** Start **

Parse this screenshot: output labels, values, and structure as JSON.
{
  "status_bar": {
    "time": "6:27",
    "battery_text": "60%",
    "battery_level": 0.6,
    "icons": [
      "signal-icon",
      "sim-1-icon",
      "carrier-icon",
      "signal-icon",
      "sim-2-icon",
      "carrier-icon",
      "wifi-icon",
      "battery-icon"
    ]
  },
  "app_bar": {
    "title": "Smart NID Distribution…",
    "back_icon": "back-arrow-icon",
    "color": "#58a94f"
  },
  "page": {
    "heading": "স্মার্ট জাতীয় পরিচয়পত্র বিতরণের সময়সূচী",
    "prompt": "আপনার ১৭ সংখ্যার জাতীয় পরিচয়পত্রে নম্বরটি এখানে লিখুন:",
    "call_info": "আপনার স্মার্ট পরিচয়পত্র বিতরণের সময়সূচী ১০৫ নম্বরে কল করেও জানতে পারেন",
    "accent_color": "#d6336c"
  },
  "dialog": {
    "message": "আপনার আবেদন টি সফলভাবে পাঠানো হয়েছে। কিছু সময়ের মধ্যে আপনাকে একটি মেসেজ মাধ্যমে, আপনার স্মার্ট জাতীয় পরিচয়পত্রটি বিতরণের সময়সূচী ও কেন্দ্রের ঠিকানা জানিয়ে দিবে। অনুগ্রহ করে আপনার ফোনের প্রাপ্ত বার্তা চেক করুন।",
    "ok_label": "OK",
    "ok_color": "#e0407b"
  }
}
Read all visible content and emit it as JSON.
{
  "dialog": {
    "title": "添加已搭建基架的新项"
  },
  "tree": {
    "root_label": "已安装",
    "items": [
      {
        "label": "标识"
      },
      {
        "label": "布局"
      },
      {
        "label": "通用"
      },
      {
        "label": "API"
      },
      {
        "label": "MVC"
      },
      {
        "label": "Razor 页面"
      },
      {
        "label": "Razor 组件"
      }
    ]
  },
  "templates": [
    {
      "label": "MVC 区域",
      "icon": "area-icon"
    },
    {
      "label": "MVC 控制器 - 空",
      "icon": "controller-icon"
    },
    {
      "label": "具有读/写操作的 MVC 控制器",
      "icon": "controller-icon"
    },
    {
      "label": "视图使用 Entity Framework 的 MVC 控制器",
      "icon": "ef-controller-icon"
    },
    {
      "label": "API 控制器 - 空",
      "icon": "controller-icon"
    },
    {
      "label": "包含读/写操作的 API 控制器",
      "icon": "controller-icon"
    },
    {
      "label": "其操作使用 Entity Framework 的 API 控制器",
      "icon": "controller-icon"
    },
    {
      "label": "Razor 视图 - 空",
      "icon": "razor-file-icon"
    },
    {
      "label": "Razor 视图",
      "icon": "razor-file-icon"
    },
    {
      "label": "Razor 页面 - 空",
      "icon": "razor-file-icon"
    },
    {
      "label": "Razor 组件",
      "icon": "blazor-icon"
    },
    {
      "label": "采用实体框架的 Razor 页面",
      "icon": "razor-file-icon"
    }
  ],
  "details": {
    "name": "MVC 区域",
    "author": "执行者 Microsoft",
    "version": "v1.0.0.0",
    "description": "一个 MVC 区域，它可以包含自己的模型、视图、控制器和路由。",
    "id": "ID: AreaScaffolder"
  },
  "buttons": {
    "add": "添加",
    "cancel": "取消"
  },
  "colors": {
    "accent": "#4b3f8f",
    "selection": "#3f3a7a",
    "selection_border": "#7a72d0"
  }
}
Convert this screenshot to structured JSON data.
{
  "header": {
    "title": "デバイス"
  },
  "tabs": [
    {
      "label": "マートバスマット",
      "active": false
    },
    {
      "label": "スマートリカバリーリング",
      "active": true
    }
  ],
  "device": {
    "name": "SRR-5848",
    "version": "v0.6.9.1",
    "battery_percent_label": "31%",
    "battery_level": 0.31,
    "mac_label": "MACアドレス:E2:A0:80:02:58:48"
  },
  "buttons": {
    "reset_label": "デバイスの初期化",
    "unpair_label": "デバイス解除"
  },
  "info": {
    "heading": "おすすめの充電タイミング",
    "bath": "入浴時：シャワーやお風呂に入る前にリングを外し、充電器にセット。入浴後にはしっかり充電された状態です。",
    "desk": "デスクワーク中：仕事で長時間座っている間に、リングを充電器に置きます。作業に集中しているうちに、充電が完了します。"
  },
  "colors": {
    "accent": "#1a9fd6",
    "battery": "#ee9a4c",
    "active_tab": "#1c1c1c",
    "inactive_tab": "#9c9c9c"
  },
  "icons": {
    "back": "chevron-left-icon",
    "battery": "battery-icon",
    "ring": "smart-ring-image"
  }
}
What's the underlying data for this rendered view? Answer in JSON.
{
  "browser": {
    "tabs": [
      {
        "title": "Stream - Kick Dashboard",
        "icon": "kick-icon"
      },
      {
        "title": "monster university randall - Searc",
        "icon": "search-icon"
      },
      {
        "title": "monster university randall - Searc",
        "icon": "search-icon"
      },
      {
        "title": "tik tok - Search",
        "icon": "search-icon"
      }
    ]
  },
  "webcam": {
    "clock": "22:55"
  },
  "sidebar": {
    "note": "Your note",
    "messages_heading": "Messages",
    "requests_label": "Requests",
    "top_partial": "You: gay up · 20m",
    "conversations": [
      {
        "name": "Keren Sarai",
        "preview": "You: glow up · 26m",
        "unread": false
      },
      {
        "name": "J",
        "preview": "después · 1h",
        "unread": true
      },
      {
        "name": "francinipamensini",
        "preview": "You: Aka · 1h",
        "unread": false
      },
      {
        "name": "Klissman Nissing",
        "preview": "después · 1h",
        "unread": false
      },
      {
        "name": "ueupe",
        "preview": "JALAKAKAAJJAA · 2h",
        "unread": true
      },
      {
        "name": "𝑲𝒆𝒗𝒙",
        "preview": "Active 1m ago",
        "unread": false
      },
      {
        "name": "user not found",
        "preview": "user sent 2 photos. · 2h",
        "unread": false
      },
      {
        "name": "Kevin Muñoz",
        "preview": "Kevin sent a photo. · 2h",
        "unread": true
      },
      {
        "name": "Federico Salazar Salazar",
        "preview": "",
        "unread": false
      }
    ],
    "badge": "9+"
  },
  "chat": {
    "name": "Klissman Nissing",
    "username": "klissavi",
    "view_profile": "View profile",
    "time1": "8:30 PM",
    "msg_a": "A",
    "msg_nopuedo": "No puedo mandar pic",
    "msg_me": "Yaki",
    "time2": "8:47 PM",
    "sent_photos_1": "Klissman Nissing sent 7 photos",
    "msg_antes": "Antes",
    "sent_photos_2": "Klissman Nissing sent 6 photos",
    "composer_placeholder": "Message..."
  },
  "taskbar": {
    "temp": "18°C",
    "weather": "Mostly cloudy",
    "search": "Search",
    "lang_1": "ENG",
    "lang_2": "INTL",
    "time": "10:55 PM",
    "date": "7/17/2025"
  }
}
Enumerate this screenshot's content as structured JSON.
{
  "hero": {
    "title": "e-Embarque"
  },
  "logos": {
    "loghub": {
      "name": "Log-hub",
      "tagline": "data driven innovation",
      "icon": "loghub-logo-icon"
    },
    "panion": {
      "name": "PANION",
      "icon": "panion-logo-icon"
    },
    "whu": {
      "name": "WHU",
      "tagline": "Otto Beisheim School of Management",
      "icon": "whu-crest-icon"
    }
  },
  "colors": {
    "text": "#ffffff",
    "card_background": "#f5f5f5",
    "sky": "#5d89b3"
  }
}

** End **

§ What to produce: Write out all of the records above exactly as they appear.

§ Written reply:
Parse this screenshot: output labels, values, and structure as JSON.
{
  "status_bar": {
    "time": "6:27",
    "battery_text": "60%",
    "battery_level": 0.6,
    "icons": [
      "signal-icon",
      "sim-1-icon",
      "carrier-icon",
      "signal-icon",
      "sim-2-icon",
      "carrier-icon",
      "wifi-icon",
      "battery-icon"
    ]
  },
  "app_bar": {
    "title": "Smart NID Distribution…",
    "back_icon": "back-arrow-icon",
    "color": "#58a94f"
  },
  "page": {
    "heading": "স্মার্ট জাতীয় পরিচয়পত্র বিতরণের সময়সূচী",
    "prompt": "আপনার ১৭ সংখ্যার জাতীয় পরিচয়পত্রে নম্বরটি এখানে লিখুন:",
    "call_info": "আপনার স্মার্ট পরিচয়পত্র বিতরণের সময়সূচী ১০৫ নম্বরে কল করেও জানতে পারেন",
    "accent_color": "#d6336c"
  },
  "dialog": {
    "message": "আপনার আবেদন টি সফলভাবে পাঠানো হয়েছে। কিছু সময়ের মধ্যে আপনাকে একটি মেসেজ মাধ্যমে, আপনার স্মার্ট জাতীয় পরিচয়পত্রটি বিতরণের সময়সূচী ও কেন্দ্রের ঠিকানা জানিয়ে দিবে। অনুগ্রহ করে আপনার ফোনের প্রাপ্ত বার্তা চেক করুন।",
    "ok_label": "OK",
    "ok_color": "#e0407b"
  }
}
Read all visible content and emit it as JSON.
{
  "dialog": {
    "title": "添加已搭建基架的新项"
  },
  "tree": {
    "root_label": "已安装",
    "items": [
      {
        "label": "标识"
      },
      {
        "label": "布局"
      },
      {
        "label": "通用"
      },
      {
        "label": "API"
      },
      {
        "label": "MVC"
      },
      {
        "label": "Razor 页面"
      },
      {
        "label": "Razor 组件"
      }
    ]
  },
  "templates": [
    {
      "label": "MVC 区域",
      "icon": "area-icon"
    },
    {
      "label": "MVC 控制器 - 空",
      "icon": "controller-icon"
    },
    {
      "label": "具有读/写操作的 MVC 控制器",
      "icon": "controller-icon"
    },
    {
      "label": "视图使用 Entity Framework 的 MVC 控制器",
      "icon": "ef-controller-icon"
    },
    {
      "label": "API 控制器 - 空",
      "icon": "controller-icon"
    },
    {
      "label": "包含读/写操作的 API 控制器",
      "icon": "controller-icon"
    },
    {
      "label": "其操作使用 Entity Framework 的 API 控制器",
      "icon": "controller-icon"
    },
    {
      "label": "Razor 视图 - 空",
      "icon": "razor-file-icon"
    },
    {
      "label": "Razor 视图",
      "icon": "razor-file-icon"
    },
    {
      "label": "Razor 页面 - 空",
      "icon": "razor-file-icon"
    },
    {
      "label": "Razor 组件",
      "icon": "blazor-icon"
    },
    {
      "label": "采用实体框架的 Razor 页面",
      "icon": "razor-file-icon"
    }
  ],
  "details": {
    "name": "MVC 区域",
    "author": "执行者 Microsoft",
    "version": "v1.0.0.0",
    "description": "一个 MVC 区域，它可以包含自己的模型、视图、控制器和路由。",
    "id": "ID: AreaScaffolder"
  },
  "buttons": {
    "add": "添加",
    "cancel": "取消"
  },
  "colors": {
    "accent": "#4b3f8f",
    "selection": "#3f3a7a",
    "selection_border": "#7a72d0"
  }
}
Convert this screenshot to structured JSON data.
{
  "header": {
    "title": "デバイス"
  },
  "tabs": [
    {
      "label": "マートバスマット",
      "active": false
    },
    {
      "label": "スマートリカバリーリング",
      "active": true
    }
  ],
  "device": {
    "name": "SRR-5848",
    "version": "v0.6.9.1",
    "battery_percent_label": "31%",
    "battery_level": 0.31,
    "mac_label": "MACアドレス:E2:A0:80:02:58:48"
  },
  "buttons": {
    "reset_label": "デバイスの初期化",
    "unpair_label": "デバイス解除"
  },
  "info": {
    "heading": "おすすめの充電タイミング",
    "bath": "入浴時：シャワーやお風呂に入る前にリングを外し、充電器にセット。入浴後にはしっかり充電された状態です。",
    "desk": "デスクワーク中：仕事で長時間座っている間に、リングを充電器に置きます。作業に集中しているうちに、充電が完了します。"
  },
  "colors": {
    "accent": "#1a9fd6",
    "battery": "#ee9a4c",
    "active_tab": "#1c1c1c",
    "inactive_tab": "#9c9c9c"
  },
  "icons": {
    "back": "chevron-left-icon",
    "battery": "battery-icon",
    "ring": "smart-ring-image"
  }
}
What's the underlying data for this rendered view? Answer in JSON.
{
  "browser": {
    "tabs": [
      {
        "title": "Stream - Kick Dashboard",
        "icon": "kick-icon"
      },
      {
        "title": "monster university randall - Searc",
        "icon": "search-icon"
      },
      {
        "title": "monster university randall - Searc",
        "icon": "search-icon"
      },
      {
        "title": "tik tok - Search",
        "icon": "search-icon"
      }
    ]
  },
  "webcam": {
    "clock": "22:55"
  },
  "sidebar": {
    "note": "Your note",
    "messages_heading": "Messages",
    "requests_label": "Requests",
    "top_partial": "You: gay up · 20m",
    "conversations": [
      {
        "name": "Keren Sarai",
        "preview": "You: glow up · 26m",
        "unread": false
      },
      {
        "name": "J",
        "preview": "después · 1h",
        "unread": true
      },
      {
        "name": "francinipamensini",
        "preview": "You: Aka · 1h",
        "unread": false
      },
      {
        "name": "Klissman Nissing",
        "preview": "después · 1h",
        "unread": false
      },
      {
        "name": "ueupe",
        "preview": "JALAKAKAAJJAA · 2h",
        "unread": true
      },
      {
        "name": "𝑲𝒆𝒗𝒙",
        "preview": "Active 1m ago",
        "unread": false
      },
      {
        "name": "user not found",
        "preview": "user sent 2 photos. · 2h",
        "unread": false
      },
      {
        "name": "Kevin Muñoz",
        "preview": "Kevin sent a photo. · 2h",
        "unread": true
      },
      {
        "name": "Federico Salazar Salazar",
        "preview": "",
        "unread": false
      }
    ],
    "badge": "9+"
  },
  "chat": {
    "name": "Klissman Nissing",
    "username": "klissavi",
    "view_profile": "View profile",
    "time1": "8:30 PM",
    "msg_a": "A",
    "msg_nopuedo": "No puedo mandar pic",
    "msg_me": "Yaki",
    "time2": "8:47 PM",
    "sent_photos_1": "Klissman Nissing sent 7 photos",
    "msg_antes": "Antes",
    "sent_photos_2": "Klissman Nissing sent 6 photos",
    "composer_placeholder": "Message..."
  },
  "taskbar": {
    "temp": "18°C",
    "weather": "Mostly cloudy",
    "search": "Search",
    "lang_1": "ENG",
    "lang_2": "INTL",
    "time": "10:55 PM",
    "date": "7/17/2025"
  }
}
Enumerate this screenshot's content as structured JSON.
{
  "hero": {
    "title": "e-Embarque"
  },
  "logos": {
    "loghub": {
      "name": "Log-hub",
      "tagline": "data driven innovation",
      "icon": "loghub-logo-icon"
    },
    "panion": {
      "name": "PANION",
      "icon": "panion-logo-icon"
    },
    "whu": {
      "name": "WHU",
      "tagline": "Otto Beisheim School of Management",
      "icon": "whu-crest-icon"
    }
  },
  "colors": {
    "text": "#ffffff",
    "card_background": "#f5f5f5",
    "sky": "#5d89b3"
  }
}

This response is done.